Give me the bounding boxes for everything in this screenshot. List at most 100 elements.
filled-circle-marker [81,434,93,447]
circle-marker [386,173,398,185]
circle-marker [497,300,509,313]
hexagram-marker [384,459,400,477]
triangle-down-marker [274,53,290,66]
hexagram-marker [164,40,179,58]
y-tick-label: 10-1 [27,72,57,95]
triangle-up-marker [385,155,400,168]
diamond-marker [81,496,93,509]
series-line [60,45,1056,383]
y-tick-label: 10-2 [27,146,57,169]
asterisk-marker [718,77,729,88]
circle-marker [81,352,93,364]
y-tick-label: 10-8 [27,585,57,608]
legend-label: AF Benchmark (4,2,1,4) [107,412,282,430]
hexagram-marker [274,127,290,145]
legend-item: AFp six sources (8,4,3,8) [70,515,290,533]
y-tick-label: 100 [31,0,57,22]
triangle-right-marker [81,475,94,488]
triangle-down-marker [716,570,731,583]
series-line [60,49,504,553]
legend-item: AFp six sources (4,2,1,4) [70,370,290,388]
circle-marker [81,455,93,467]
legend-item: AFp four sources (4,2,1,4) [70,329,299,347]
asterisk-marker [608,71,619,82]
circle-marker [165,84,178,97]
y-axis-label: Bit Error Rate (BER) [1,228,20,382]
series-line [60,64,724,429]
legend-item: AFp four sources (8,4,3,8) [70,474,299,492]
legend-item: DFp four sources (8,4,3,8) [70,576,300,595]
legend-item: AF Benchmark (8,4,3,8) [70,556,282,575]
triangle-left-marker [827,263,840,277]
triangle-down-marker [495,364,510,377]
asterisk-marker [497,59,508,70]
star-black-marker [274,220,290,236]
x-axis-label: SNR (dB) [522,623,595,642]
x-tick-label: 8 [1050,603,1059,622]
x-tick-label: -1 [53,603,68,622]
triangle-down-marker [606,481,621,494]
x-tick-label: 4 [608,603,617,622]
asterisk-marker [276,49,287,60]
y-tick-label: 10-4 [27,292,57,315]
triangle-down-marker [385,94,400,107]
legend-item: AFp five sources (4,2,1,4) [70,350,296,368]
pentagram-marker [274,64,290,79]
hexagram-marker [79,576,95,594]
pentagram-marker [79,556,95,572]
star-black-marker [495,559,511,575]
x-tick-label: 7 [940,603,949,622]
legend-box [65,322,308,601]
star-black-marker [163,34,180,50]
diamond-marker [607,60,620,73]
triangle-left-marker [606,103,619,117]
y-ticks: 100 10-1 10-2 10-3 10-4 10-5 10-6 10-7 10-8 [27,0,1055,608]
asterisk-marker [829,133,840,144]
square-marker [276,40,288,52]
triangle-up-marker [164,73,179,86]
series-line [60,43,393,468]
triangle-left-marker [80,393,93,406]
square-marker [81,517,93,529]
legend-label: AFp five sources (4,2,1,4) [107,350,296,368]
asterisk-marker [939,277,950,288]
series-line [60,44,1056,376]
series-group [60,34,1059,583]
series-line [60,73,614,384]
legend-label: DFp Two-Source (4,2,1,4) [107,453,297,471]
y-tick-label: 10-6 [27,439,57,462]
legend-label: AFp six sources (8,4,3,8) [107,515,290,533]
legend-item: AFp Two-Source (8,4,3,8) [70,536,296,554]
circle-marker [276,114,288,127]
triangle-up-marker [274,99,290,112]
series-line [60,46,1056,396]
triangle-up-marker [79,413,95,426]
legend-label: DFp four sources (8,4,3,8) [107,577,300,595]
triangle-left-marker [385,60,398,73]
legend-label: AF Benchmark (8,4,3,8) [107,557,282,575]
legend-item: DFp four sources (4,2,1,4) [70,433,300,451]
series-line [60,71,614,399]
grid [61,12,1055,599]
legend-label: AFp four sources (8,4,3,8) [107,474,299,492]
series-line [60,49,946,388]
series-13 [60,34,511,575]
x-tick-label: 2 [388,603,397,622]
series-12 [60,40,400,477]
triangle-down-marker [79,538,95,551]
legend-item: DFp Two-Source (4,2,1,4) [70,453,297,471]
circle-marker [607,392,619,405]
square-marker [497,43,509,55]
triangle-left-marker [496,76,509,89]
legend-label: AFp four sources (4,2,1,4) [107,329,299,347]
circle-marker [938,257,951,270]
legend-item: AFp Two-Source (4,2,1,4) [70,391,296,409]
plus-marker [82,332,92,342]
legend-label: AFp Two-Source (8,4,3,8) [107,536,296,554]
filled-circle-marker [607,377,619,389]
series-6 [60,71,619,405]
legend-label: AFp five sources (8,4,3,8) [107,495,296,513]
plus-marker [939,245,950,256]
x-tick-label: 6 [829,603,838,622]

**EXERCISE PROMPT**: Rewrite the listing from its first line up to and including the line with "star-black-marker [163,34,180,50]", replacing "Benchmark" with "Baseline" and leaving everything else unchanged.

**WORKED SOLUTION**:
Give me the bounding boxes for everything in this screenshot. List at most 100 elements.
filled-circle-marker [81,434,93,447]
circle-marker [386,173,398,185]
circle-marker [497,300,509,313]
hexagram-marker [384,459,400,477]
triangle-down-marker [274,53,290,66]
hexagram-marker [164,40,179,58]
y-tick-label: 10-1 [27,72,57,95]
triangle-up-marker [385,155,400,168]
diamond-marker [81,496,93,509]
series-line [60,45,1056,383]
y-tick-label: 10-2 [27,146,57,169]
asterisk-marker [718,77,729,88]
circle-marker [81,352,93,364]
y-tick-label: 10-8 [27,585,57,608]
legend-label: AF Baseline (4,2,1,4) [107,412,282,430]
hexagram-marker [274,127,290,145]
legend-item: AFp six sources (8,4,3,8) [70,515,290,533]
y-tick-label: 100 [31,0,57,22]
triangle-right-marker [81,475,94,488]
triangle-down-marker [716,570,731,583]
series-line [60,49,504,553]
legend-item: AFp six sources (4,2,1,4) [70,370,290,388]
circle-marker [81,455,93,467]
legend-item: AFp four sources (4,2,1,4) [70,329,299,347]
asterisk-marker [608,71,619,82]
circle-marker [165,84,178,97]
y-axis-label: Bit Error Rate (BER) [1,228,20,382]
series-line [60,64,724,429]
legend-item: AFp four sources (8,4,3,8) [70,474,299,492]
legend-item: DFp four sources (8,4,3,8) [70,576,300,595]
legend-item: AF Baseline (8,4,3,8) [70,556,282,575]
triangle-left-marker [827,263,840,277]
triangle-down-marker [495,364,510,377]
asterisk-marker [497,59,508,70]
star-black-marker [274,220,290,236]
x-axis-label: SNR (dB) [522,623,595,642]
x-tick-label: 8 [1050,603,1059,622]
x-tick-label: -1 [53,603,68,622]
triangle-down-marker [606,481,621,494]
x-tick-label: 4 [608,603,617,622]
asterisk-marker [276,49,287,60]
y-tick-label: 10-4 [27,292,57,315]
triangle-down-marker [385,94,400,107]
legend-item: AFp five sources (4,2,1,4) [70,350,296,368]
pentagram-marker [274,64,290,79]
hexagram-marker [79,576,95,594]
pentagram-marker [79,556,95,572]
star-black-marker [495,559,511,575]
x-tick-label: 7 [940,603,949,622]
legend-box [65,322,308,601]
star-black-marker [163,34,180,50]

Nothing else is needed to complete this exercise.